* Exercise description
Filter the records below and copy every line containing the word "into".

----- Exercise materials

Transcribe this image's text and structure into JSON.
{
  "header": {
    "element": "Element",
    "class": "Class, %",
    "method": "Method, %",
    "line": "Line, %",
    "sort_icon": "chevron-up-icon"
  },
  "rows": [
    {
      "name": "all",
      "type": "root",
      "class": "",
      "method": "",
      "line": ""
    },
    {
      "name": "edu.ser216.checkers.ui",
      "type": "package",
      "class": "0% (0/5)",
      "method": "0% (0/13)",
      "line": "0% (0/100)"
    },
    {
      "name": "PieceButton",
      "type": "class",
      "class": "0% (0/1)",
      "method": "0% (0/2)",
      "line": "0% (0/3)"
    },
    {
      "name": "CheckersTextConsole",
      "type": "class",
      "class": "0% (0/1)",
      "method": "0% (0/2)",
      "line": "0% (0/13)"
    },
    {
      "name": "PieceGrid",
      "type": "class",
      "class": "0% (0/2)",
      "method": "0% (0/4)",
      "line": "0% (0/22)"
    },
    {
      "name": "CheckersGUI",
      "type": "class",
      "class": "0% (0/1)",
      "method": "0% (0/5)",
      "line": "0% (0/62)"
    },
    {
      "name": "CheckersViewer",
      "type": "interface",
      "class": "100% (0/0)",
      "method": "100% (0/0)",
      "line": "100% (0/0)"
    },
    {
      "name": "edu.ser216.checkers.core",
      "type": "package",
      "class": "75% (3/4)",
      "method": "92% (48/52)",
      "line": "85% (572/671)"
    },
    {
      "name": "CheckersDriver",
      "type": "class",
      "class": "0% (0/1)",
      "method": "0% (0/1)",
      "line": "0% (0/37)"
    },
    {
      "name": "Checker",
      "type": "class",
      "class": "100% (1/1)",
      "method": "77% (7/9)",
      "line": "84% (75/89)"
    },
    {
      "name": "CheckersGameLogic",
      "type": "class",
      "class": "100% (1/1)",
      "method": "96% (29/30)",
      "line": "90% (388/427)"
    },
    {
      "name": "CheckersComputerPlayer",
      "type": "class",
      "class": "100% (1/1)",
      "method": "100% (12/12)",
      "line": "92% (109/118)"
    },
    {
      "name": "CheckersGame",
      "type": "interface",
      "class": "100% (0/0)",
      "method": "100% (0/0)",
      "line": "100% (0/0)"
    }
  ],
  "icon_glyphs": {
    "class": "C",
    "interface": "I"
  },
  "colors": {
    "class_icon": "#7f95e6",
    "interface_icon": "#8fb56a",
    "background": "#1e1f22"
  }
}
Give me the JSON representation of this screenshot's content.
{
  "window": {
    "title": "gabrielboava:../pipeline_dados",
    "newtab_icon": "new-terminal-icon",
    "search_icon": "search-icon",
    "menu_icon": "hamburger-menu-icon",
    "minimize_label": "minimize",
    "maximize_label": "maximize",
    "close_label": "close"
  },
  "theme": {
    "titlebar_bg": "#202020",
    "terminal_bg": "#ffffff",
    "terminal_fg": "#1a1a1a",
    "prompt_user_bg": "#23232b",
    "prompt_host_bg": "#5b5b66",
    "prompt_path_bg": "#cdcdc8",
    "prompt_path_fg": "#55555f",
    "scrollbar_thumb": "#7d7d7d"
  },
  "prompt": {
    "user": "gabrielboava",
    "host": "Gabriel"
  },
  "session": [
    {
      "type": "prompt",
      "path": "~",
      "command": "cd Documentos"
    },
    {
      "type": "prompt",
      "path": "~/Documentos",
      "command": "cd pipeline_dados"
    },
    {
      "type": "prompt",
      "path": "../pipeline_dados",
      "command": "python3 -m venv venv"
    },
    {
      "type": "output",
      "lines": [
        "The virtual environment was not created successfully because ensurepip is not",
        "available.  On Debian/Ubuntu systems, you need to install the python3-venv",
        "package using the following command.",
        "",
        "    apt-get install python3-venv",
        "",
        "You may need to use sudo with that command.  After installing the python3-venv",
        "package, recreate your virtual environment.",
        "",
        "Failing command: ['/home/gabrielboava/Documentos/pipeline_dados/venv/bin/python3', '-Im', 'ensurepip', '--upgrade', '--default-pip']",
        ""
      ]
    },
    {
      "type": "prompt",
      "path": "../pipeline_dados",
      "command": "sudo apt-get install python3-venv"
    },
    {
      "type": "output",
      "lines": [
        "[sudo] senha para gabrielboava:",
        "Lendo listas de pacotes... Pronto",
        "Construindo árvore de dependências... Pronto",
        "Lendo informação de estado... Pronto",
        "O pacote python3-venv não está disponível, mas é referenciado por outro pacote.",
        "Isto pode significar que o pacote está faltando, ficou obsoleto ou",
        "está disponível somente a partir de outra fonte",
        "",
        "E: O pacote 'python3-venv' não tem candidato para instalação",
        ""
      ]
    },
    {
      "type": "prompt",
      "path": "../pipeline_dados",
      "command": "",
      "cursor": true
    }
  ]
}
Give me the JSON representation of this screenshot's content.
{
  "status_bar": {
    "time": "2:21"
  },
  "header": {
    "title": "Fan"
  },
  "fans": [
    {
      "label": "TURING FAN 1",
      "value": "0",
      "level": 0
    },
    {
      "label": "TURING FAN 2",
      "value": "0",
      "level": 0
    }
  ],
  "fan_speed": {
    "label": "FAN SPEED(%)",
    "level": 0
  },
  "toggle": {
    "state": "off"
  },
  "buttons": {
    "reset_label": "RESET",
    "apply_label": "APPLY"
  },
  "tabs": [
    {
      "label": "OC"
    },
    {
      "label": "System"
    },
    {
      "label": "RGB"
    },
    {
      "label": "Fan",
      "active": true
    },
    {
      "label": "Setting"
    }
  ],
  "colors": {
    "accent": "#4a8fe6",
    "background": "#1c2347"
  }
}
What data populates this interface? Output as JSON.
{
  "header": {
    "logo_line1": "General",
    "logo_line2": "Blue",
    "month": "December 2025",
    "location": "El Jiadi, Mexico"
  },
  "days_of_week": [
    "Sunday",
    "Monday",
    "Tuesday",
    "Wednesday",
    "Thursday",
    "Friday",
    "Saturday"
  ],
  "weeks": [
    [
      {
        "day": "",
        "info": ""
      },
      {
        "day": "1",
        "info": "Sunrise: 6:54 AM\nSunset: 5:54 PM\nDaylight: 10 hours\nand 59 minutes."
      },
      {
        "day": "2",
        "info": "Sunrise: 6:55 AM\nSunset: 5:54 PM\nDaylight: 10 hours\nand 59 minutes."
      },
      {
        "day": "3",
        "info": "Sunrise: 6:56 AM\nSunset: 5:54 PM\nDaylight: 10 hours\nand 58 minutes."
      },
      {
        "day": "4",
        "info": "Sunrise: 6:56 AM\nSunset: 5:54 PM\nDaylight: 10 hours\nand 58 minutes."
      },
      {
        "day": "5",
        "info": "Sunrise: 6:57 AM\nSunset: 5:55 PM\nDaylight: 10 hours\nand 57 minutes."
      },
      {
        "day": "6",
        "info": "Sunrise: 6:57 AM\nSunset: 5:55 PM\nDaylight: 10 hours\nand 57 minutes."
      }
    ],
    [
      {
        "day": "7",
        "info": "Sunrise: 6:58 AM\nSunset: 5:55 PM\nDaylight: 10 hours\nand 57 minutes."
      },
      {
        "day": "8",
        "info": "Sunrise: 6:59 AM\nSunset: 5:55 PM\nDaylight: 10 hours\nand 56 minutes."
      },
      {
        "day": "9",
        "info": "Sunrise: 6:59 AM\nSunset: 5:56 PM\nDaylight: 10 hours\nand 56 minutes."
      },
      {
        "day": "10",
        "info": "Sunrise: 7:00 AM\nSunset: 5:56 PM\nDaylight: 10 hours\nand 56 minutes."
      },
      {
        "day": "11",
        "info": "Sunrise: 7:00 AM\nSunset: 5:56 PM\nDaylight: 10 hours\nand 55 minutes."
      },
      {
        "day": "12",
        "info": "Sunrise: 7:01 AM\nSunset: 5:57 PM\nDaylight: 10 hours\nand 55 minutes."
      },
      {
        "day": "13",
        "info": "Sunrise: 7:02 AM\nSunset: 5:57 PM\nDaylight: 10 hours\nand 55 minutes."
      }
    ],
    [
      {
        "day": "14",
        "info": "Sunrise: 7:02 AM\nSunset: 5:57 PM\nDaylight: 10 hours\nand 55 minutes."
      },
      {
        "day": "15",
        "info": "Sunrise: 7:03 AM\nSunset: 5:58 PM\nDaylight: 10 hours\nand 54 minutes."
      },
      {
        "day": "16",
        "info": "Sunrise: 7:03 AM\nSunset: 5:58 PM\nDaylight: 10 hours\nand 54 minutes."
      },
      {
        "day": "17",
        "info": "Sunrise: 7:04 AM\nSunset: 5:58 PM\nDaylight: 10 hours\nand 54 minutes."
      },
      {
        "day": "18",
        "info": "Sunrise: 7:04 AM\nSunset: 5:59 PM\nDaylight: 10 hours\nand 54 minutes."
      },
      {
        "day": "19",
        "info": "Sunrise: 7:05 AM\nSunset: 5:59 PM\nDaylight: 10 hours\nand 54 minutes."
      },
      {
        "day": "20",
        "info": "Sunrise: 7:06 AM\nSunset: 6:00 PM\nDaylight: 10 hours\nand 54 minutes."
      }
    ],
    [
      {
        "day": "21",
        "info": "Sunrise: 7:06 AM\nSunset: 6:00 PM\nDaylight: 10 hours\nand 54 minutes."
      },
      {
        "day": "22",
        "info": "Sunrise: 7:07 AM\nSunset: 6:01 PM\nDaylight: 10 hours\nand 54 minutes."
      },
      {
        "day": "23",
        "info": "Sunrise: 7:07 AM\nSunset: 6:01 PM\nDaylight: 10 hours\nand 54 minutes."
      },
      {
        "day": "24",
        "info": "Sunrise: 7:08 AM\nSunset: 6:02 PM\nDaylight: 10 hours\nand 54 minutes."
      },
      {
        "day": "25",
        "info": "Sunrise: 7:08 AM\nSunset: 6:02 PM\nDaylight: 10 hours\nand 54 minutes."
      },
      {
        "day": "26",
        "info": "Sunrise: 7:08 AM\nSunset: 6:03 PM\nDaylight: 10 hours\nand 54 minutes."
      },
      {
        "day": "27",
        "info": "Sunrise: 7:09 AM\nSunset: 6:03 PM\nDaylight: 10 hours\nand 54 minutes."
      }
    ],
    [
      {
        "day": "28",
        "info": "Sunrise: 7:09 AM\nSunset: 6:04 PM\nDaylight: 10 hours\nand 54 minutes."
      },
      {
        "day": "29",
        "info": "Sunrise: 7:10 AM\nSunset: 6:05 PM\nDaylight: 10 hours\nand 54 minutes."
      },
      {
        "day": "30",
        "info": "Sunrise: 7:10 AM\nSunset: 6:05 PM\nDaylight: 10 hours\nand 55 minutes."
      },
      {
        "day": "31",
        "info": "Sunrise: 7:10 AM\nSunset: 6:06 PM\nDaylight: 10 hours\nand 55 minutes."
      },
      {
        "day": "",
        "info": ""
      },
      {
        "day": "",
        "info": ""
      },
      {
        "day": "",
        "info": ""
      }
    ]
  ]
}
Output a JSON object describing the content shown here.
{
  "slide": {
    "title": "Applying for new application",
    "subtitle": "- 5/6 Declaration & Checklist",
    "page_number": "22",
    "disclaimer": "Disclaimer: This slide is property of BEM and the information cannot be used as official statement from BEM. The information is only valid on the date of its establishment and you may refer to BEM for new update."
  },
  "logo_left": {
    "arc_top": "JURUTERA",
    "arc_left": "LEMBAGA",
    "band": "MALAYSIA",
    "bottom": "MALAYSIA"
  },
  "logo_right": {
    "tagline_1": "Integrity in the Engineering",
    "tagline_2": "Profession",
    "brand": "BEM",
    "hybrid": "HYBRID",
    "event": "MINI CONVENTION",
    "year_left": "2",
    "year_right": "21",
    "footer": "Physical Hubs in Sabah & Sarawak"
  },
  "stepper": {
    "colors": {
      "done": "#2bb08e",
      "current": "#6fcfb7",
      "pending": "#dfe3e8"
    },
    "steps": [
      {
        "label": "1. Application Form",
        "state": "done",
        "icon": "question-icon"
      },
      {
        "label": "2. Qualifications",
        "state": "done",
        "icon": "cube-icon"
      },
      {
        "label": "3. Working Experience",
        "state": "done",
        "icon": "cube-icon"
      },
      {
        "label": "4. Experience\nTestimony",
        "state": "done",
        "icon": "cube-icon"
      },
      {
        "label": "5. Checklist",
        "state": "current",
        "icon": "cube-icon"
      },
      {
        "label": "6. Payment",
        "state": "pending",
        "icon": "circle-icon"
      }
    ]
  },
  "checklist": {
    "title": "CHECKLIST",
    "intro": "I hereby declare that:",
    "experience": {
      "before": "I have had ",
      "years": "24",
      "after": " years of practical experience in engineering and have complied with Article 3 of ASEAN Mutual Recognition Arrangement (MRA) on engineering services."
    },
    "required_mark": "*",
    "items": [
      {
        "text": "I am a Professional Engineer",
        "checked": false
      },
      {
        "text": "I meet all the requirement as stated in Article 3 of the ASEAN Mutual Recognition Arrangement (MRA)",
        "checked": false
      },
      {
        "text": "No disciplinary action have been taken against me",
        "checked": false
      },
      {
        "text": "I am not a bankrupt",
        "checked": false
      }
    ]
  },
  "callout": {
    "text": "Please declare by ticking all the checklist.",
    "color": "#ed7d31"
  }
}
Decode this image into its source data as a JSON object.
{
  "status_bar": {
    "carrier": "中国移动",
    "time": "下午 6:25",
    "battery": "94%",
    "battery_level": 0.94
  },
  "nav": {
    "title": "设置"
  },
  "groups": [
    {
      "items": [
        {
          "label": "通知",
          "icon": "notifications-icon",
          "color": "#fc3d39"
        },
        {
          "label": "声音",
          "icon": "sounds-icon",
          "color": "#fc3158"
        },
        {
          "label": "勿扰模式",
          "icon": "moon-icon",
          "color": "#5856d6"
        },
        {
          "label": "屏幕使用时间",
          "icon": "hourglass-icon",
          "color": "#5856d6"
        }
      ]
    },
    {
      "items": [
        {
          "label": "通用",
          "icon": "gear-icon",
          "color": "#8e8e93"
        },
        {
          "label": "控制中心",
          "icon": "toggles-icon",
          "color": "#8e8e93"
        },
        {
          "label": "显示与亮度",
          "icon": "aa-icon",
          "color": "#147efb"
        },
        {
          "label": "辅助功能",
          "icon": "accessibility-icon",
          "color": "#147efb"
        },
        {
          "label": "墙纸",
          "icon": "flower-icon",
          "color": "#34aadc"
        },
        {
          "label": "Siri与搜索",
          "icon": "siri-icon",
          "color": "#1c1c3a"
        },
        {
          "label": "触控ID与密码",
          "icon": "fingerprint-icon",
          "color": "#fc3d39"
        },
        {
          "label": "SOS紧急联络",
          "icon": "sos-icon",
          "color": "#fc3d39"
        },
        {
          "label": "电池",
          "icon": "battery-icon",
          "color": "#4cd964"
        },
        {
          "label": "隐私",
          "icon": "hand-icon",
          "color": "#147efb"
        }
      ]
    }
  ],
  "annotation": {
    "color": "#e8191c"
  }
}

----------

* Answer to the problem
Transcribe this image's text and structure into JSON.
Decode this image into its source data as a JSON object.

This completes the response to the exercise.